PROBLEM TO WORK ON :: Type out every line below exactly as it reads.

INPUT ROWS ::

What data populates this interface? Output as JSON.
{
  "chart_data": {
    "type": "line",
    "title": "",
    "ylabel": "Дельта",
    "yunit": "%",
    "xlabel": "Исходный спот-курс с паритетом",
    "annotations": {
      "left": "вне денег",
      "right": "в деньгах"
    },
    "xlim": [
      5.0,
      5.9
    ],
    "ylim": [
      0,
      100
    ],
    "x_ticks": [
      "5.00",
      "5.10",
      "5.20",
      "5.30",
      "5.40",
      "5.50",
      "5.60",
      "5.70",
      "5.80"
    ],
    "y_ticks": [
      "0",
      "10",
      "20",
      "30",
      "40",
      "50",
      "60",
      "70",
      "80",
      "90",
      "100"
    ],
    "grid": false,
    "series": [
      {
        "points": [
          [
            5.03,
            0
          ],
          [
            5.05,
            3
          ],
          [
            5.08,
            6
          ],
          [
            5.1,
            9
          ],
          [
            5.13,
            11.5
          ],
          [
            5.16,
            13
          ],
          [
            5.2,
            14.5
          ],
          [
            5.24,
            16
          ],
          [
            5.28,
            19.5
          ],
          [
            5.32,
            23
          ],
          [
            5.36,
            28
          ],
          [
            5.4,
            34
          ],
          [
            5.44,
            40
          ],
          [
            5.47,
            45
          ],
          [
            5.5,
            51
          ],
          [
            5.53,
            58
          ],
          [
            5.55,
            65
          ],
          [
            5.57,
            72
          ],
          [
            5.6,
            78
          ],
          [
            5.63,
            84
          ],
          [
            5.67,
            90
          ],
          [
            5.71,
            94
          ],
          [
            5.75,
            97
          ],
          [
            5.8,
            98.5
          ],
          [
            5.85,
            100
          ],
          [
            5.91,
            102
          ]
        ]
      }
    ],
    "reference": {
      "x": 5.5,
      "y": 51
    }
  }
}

RESULT FOR THIS EXERCISE ::
What data populates this interface? Output as JSON.
{
  "chart_data": {
    "type": "line",
    "title": "",
    "ylabel": "Дельта",
    "yunit": "%",
    "xlabel": "Исходный спот-курс с паритетом",
    "annotations": {
      "left": "вне денег",
      "right": "в деньгах"
    },
    "xlim": [
      5.0,
      5.9
    ],
    "ylim": [
      0,
      100
    ],
    "x_ticks": [
      "5.00",
      "5.10",
      "5.20",
      "5.30",
      "5.40",
      "5.50",
      "5.60",
      "5.70",
      "5.80"
    ],
    "y_ticks": [
      "0",
      "10",
      "20",
      "30",
      "40",
      "50",
      "60",
      "70",
      "80",
      "90",
      "100"
    ],
    "grid": false,
    "series": [
      {
        "points": [
          [
            5.03,
            0
          ],
          [
            5.05,
            3
          ],
          [
            5.08,
            6
          ],
          [
            5.1,
            9
          ],
          [
            5.13,
            11.5
          ],
          [
            5.16,
            13
          ],
          [
            5.2,
            14.5
          ],
          [
            5.24,
            16
          ],
          [
            5.28,
            19.5
          ],
          [
            5.32,
            23
          ],
          [
            5.36,
            28
          ],
          [
            5.4,
            34
          ],
          [
            5.44,
            40
          ],
          [
            5.47,
            45
          ],
          [
            5.5,
            51
          ],
          [
            5.53,
            58
          ],
          [
            5.55,
            65
          ],
          [
            5.57,
            72
          ],
          [
            5.6,
            78
          ],
          [
            5.63,
            84
          ],
          [
            5.67,
            90
          ],
          [
            5.71,
            94
          ],
          [
            5.75,
            97
          ],
          [
            5.8,
            98.5
          ],
          [
            5.85,
            100
          ],
          [
            5.91,
            102
          ]
        ]
      }
    ],
    "reference": {
      "x": 5.5,
      "y": 51
    }
  }
}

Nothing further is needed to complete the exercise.